Task requirements: Wherever the string "title" appears in the listing, copy that line.

[BEGIN Exercise data]

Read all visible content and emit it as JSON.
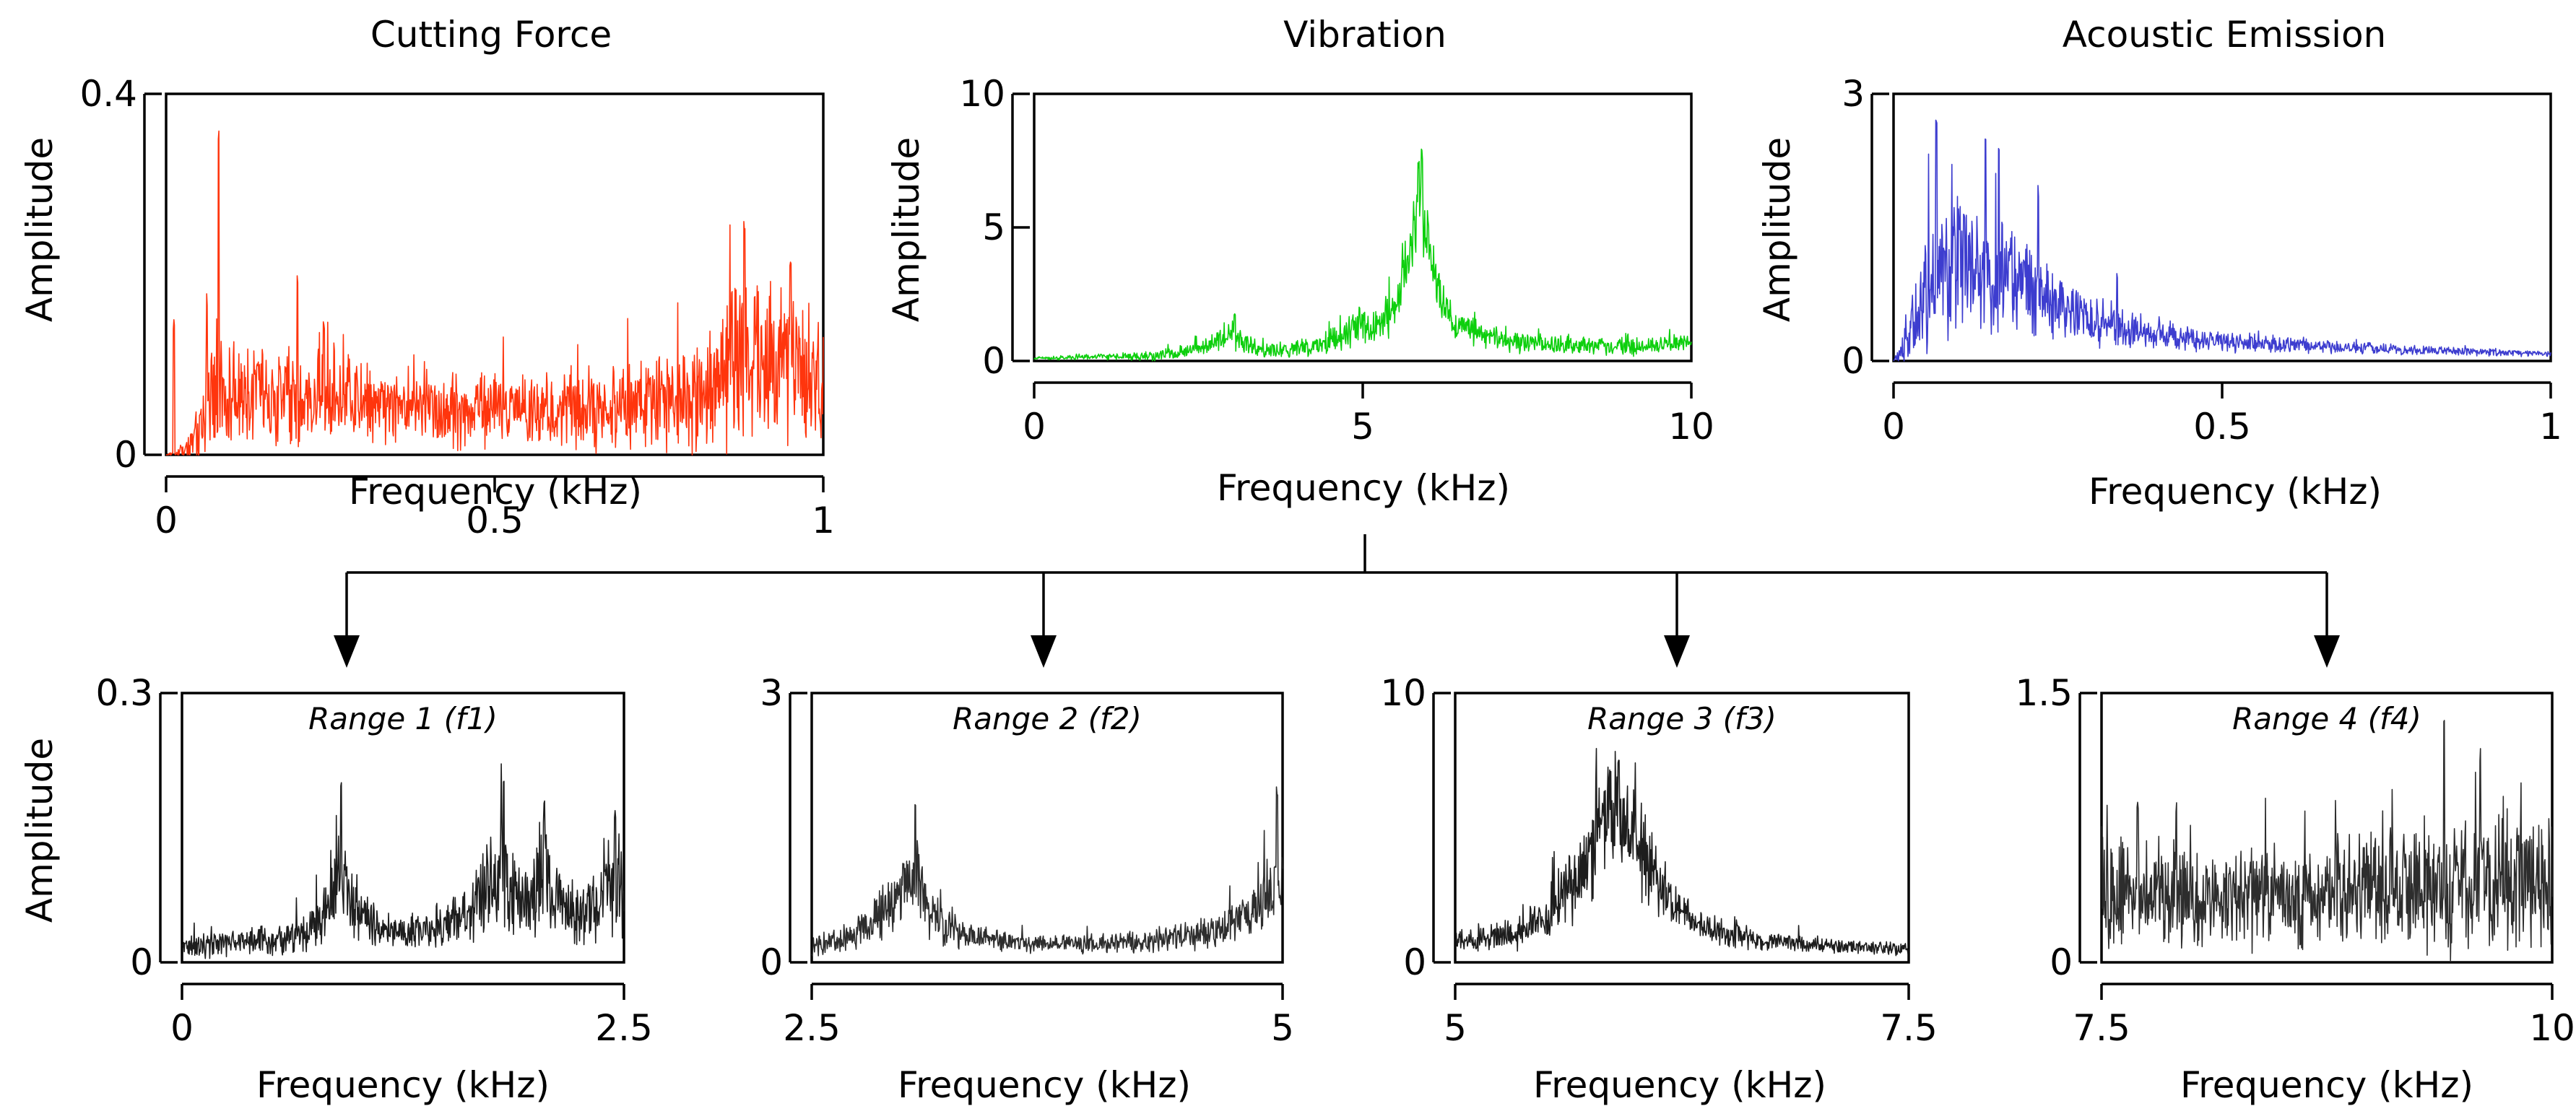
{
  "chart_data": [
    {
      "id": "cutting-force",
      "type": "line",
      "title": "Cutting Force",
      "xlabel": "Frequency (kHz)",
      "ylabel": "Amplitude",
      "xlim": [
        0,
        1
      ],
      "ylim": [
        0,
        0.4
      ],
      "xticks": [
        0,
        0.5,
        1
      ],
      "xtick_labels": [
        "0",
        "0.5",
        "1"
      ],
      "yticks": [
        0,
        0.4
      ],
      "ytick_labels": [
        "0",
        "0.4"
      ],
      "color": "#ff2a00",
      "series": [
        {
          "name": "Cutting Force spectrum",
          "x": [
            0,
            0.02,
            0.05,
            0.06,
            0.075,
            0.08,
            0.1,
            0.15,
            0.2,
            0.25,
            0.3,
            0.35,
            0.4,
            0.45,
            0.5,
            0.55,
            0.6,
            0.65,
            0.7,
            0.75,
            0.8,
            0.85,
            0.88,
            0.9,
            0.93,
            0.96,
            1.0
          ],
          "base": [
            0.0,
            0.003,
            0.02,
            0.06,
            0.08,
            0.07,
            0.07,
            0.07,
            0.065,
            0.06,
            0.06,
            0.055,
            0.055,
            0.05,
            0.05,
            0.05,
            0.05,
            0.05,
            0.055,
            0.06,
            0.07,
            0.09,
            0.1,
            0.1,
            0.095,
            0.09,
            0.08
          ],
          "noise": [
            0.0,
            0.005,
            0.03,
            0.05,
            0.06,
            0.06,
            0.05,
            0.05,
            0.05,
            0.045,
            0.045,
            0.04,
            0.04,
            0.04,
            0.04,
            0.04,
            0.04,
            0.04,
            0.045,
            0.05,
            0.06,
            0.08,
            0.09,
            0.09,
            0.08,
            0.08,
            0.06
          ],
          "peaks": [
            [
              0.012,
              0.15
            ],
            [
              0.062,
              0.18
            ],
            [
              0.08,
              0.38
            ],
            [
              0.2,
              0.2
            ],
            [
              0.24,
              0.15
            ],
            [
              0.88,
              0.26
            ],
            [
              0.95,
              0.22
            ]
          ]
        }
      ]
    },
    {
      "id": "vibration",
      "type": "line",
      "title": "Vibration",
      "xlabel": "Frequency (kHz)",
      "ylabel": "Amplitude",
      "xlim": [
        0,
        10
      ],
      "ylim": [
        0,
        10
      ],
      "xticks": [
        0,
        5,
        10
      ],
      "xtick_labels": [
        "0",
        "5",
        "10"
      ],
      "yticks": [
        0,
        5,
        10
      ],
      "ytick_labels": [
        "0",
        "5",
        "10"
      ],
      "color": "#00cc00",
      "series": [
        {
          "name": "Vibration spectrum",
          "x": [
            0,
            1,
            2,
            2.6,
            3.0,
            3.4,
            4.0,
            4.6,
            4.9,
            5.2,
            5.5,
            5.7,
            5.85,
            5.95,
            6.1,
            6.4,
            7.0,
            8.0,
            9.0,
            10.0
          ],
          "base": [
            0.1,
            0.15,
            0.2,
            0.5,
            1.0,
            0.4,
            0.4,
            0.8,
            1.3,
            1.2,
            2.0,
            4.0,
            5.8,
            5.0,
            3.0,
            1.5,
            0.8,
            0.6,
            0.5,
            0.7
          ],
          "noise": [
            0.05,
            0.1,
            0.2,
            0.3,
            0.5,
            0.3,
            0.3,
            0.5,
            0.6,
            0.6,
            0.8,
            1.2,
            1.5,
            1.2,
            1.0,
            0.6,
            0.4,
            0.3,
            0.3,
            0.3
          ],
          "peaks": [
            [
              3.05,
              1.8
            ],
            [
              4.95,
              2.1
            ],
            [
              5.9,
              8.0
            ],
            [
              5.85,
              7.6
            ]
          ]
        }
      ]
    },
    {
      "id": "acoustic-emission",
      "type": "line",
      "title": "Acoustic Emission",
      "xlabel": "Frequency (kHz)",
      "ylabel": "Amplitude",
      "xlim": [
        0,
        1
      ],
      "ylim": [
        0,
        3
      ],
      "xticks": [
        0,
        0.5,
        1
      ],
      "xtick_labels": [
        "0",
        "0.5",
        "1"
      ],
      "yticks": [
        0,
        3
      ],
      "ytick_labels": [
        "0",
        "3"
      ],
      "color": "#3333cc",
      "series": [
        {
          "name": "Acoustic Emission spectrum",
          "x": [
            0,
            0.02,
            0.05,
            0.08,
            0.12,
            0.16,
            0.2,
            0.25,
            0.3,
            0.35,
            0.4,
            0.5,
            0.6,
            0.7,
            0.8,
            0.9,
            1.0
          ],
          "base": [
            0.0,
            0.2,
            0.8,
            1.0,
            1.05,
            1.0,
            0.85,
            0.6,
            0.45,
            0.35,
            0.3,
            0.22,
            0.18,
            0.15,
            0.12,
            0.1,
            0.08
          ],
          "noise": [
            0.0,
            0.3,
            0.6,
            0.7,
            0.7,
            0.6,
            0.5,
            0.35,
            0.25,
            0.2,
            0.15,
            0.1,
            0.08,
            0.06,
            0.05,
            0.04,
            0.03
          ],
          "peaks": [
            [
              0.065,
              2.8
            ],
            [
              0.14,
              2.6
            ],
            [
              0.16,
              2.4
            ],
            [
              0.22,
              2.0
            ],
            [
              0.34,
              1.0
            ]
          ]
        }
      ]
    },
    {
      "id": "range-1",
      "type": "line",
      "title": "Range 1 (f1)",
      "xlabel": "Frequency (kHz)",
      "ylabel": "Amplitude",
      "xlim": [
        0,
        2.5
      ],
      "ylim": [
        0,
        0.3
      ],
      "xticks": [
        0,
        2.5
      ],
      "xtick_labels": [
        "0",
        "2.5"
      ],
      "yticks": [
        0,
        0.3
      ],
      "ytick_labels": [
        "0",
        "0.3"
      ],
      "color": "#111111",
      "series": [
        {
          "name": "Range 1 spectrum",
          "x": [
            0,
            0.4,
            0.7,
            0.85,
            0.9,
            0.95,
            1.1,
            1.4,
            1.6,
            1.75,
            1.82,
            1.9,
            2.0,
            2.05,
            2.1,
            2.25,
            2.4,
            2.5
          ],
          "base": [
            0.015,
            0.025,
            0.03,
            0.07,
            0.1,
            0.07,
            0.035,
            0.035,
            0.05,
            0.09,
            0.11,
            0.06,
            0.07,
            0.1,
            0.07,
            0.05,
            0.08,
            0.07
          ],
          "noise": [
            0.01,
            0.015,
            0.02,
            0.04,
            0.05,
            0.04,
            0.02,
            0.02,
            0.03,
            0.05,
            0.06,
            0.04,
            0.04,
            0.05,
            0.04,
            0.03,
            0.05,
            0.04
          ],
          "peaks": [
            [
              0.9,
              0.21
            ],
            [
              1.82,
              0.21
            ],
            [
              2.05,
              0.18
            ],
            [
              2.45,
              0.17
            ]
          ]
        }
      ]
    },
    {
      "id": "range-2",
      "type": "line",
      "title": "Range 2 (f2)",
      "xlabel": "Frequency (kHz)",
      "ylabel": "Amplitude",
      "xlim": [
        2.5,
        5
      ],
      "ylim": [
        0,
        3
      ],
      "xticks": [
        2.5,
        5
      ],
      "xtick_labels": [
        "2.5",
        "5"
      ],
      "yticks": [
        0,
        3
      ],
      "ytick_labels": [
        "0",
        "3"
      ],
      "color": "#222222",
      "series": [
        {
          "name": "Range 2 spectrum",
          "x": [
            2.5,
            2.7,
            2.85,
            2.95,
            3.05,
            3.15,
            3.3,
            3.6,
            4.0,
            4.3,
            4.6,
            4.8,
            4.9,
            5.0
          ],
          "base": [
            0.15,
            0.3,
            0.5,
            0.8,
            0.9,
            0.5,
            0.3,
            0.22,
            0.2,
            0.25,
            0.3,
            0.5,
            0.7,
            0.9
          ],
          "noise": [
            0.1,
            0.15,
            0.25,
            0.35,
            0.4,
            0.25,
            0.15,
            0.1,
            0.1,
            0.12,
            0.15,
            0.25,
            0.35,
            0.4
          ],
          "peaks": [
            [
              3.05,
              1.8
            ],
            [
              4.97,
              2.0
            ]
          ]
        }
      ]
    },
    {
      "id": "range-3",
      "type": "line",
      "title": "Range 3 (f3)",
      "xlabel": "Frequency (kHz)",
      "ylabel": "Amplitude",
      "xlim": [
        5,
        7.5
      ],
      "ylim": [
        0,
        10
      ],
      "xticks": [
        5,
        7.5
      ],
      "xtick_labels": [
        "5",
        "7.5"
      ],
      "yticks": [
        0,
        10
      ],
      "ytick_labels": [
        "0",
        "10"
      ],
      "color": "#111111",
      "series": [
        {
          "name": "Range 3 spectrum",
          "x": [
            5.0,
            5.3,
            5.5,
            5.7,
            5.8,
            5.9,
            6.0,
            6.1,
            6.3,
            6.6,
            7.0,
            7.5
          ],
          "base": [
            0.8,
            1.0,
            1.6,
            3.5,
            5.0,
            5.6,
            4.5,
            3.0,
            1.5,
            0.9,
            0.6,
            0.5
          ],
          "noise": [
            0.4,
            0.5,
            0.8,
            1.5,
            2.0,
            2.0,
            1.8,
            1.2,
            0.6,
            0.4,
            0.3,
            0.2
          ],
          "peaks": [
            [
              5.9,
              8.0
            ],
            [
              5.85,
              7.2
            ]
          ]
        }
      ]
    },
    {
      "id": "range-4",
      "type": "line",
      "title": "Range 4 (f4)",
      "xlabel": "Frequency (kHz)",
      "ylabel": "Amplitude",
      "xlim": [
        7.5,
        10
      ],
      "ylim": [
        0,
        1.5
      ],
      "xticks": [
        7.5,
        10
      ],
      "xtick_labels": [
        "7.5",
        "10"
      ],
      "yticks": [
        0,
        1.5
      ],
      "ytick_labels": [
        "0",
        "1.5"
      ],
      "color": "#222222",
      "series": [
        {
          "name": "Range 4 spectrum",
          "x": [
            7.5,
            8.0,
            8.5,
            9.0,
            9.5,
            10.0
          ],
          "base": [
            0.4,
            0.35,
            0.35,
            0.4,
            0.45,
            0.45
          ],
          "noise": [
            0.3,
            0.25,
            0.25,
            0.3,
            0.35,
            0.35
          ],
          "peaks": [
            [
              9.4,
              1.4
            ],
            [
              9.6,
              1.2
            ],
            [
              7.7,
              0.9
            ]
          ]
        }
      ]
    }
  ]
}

[END Exercise data]

Full output:
      "title": "Cutting Force",
      "title": "Vibration",
      "title": "Acoustic Emission",
      "title": "Range 1 (f1)",
      "title": "Range 2 (f2)",
      "title": "Range 3 (f3)",
      "title": "Range 4 (f4)",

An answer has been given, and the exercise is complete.